TASKS:
[A] Translate this item from the Google Cloud services overview into Spanish: "High availability with automatic failover (<60 seconds)".
[B] Reproduce the stretch of the Google Cloud services overview from "Database (Cloud SQL" through "recovery (7 days)" without any changes.
[C] Pick up the Google Cloud services overview after its last item and keep writing it.

Kubernetes Service: Google Kubernetes Engine (GKE) Managed PostgreSQL: Cloud SQL for PostgreSQL Managed Redis: Memorystore for Redis Object Storage: Google Cloud Storage (GCS) Secrets Management: Secret Manager

Strengths

Kubernetes (GKE):

• Best-in-class Kubernetes (Google created Kubernetes)
• Autopilot mode: fully managed, serverless, pay-per-pod
• Standard mode: flexible, full control
• Automatic node repairs and upgrades
• Built-in container security (Binary Authorization, GKE Sandbox)
• Multi-cluster Ingress (traffic routing across clusters)
• Workload Identity (native Kubernetes service account integration)
• Free control plane for Standard mode (below 3 zones)
• GKE Enterprise (formerly Anthos) for multi-cloud/hybrid

Database (Cloud SQL PostgreSQL):

• PostgreSQL 15+ support
• High availability with automatic failover (<60 seconds)
• Up to 10 read replicas
• Automated backups (365-day retention max)
• Point-in-time recovery (7 days)
• Connection pooling built-in (PgBouncer)
• Query Insights for performance analysis
• 15-25% cheaper than RDS (similar specs)

Redis (Memorystore):

• Redis 7.0+ support
• High availability with automatic failover
• Extremely low latency (<1ms within region)
• Read replicas for read-heavy workloads
• Import/export capabilities
• No cluster mode (scaling limited to 300GB per instance)

Storage (GCS):

• 99.999999999% durability (same as S3)
• Multi-region and dual-region options
• Lifecycle management
• Object versioning
• Nearline/Coldline/Archive for cost optimization
• Signed URLs for temporary access

Secrets (Secret Manager):

• Automatic versioning
• IAM integration
• Encryption with Cloud KMS
• Audit logging with Cloud Audit Logs
• Simpler than AWS Secrets Manager (less feature-rich but easier)

DATA SECTION:
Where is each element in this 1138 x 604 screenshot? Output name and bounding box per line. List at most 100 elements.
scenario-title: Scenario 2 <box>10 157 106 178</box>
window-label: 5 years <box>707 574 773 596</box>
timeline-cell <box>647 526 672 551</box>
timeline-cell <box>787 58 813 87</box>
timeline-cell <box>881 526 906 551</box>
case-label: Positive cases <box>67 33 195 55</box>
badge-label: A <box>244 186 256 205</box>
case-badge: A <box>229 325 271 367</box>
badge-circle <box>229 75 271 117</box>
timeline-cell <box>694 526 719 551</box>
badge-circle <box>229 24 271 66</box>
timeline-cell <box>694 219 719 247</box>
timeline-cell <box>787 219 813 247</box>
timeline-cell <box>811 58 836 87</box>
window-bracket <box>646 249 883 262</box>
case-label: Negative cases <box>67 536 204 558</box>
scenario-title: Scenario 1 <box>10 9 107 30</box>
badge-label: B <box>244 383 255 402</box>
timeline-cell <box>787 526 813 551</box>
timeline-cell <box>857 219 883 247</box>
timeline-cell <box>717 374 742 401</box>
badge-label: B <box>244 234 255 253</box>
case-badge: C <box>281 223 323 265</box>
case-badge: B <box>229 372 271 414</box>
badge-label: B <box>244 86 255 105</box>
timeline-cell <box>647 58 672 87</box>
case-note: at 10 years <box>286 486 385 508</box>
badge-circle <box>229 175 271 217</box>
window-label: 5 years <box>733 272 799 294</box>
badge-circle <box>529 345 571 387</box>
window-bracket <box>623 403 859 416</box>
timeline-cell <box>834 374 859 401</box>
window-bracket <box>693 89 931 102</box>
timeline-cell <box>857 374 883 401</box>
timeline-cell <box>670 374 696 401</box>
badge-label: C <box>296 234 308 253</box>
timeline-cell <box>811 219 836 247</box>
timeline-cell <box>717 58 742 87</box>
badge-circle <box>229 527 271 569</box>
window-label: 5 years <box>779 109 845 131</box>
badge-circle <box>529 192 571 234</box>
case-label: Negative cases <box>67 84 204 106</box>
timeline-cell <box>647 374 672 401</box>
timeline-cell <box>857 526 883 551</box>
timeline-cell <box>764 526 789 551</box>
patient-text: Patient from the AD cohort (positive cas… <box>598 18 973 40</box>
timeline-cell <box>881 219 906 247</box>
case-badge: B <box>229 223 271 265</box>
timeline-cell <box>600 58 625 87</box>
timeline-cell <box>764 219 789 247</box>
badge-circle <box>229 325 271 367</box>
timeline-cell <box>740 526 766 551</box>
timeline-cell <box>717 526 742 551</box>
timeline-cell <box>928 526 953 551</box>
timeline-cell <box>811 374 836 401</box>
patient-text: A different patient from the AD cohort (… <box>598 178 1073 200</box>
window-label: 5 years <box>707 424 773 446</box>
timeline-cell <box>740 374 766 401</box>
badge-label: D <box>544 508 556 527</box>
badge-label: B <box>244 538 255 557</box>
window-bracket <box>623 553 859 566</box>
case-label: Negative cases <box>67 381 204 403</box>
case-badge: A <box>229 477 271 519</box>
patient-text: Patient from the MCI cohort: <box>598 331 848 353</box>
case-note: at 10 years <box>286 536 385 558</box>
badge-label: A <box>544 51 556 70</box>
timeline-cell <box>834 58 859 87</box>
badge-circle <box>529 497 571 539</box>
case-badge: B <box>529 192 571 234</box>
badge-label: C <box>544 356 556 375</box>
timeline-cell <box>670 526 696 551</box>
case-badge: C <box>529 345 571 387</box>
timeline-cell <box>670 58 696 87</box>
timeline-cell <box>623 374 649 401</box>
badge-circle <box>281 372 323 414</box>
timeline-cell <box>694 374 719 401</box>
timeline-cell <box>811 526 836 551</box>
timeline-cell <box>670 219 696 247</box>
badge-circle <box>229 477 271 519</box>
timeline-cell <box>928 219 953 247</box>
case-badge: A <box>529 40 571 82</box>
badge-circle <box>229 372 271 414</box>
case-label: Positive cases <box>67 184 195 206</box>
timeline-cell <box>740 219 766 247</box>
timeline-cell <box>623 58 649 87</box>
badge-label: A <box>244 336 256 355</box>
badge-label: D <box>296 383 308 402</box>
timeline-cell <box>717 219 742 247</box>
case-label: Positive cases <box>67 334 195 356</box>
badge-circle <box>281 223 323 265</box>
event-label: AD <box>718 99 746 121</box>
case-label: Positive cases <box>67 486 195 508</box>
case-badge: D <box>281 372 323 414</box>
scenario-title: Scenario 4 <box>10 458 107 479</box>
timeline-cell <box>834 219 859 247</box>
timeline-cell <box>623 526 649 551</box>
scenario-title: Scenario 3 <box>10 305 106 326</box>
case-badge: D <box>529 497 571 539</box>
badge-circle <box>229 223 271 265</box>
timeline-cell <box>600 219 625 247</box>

SOLVED TASKS:
[A] Alta disponibilidad con conmutación por error automática (<60 segundos)

[B]
Database (Cloud SQL PostgreSQL):

• PostgreSQL 15+ support
• High availability with automatic failover (<60 seconds)
• Up to 10 read replicas
• Automated backups (365-day retention max)
• Point-in-time recovery (7 days)

[C]
Monitoring:

• Cloud Monitoring (formerly Stackdriver)
• Cloud Logging (centralized logs, 30-day default retention)
• Cloud Trace (distributed tracing)
• GKE observability built-in (metrics, logs, traces)
• Better integration than AWS (single pane of glass)

Developer Experience:

• gcloud CLI (well-designed, intuitive)
• GKE-specific commands (gcloud container)
• Google Cloud Console (modern UI, fastest)
• Terraform support (official provider, well-maintained)
• Excellent documentation (clear, concise)
• Cloud Shell (browser-based development environment)

Geographic Coverage:

• 40 regions, 121 zones (as of 2024)
• Best regional expansion (new regions frequently)
• Strong Asia-Pacific presence
• Multi-region resources (Cloud SQL, GCS)

Free Tier:

• GKE Standard: FREE control plane (autopilot mode free for <18 hours/month)
• $300 free credit for 90 days (new accounts)
• Always free: 1 non-preemptible e2-micro VM
• Always free: 5GB Cloud Storage (regional)
• Best free tier for Kubernetes experimentation

Compliance:

• SOC 2 Type II certified
• ISO 27001, 27017, 27018
• GDPR, HIPAA, PCI DSS compliant
• 80+ compliance certifications

Weaknesses

Kubernetes:

• Autopilot mode limitations (less control, some add-ons unsupported)
• Fewer managed add-ons than EKS (no Fargate equivalent)

Redis:

• No cluster mode (major limitation for high-scale workloads)
• Maximum 300GB per instance (ElastiCache supports terabytes)
• Fewer sharding options

Ecosystem:

• Smaller community than AWS (fewer third-party integrations)
• Less enterprise adoption (compared to AWS/Azure)

Support:

• Support plans more expensive than AWS (for similar tiers)
• Fewer certified partners for consulting/implementation

Vendor Lock-in Risk:

• BigQuery, Pub/Sub, Cloud Functions (proprietary)
• GKE Autopilot tight coupling

Cost Estimate (per month)

Development Environment:

• GKE cluster: $0 (free control plane for <3 zones)
• Compute Engine: 3 × e2-standard-2 (2vCPU, 8GB): $120
• Cloud SQL PostgreSQL: db-f1-micro (1vCPU, 3.75GB): $25
• Memorystore Redis: Basic tier (2GB): $40
• Cloud Storage: 50GB: $2
• Data transfer: $5
• Total: ~$192/month (36% cheaper than AWS)

Staging Environment:

• GKE cluster: $0
• Compute Engine: 4 × e2-standard-4 (4vCPU, 16GB): $340
• Cloud SQL PostgreSQL: db-n1-standard-2 (2vCPU, 7.5GB): $100
• Memorystore Redis: Standard tier (3GB): $120
• Cloud Storage: 200GB: $8
• Data transfer: $20
• Total: ~$588/month (25% cheaper than AWS)

Production Environment:

• GKE cluster: $73 (3+ zones = paid)
• Compute Engine: 5-10 × n2-standard-8 (8vCPU, 32GB): $2,000 (avg 7.5 nodes)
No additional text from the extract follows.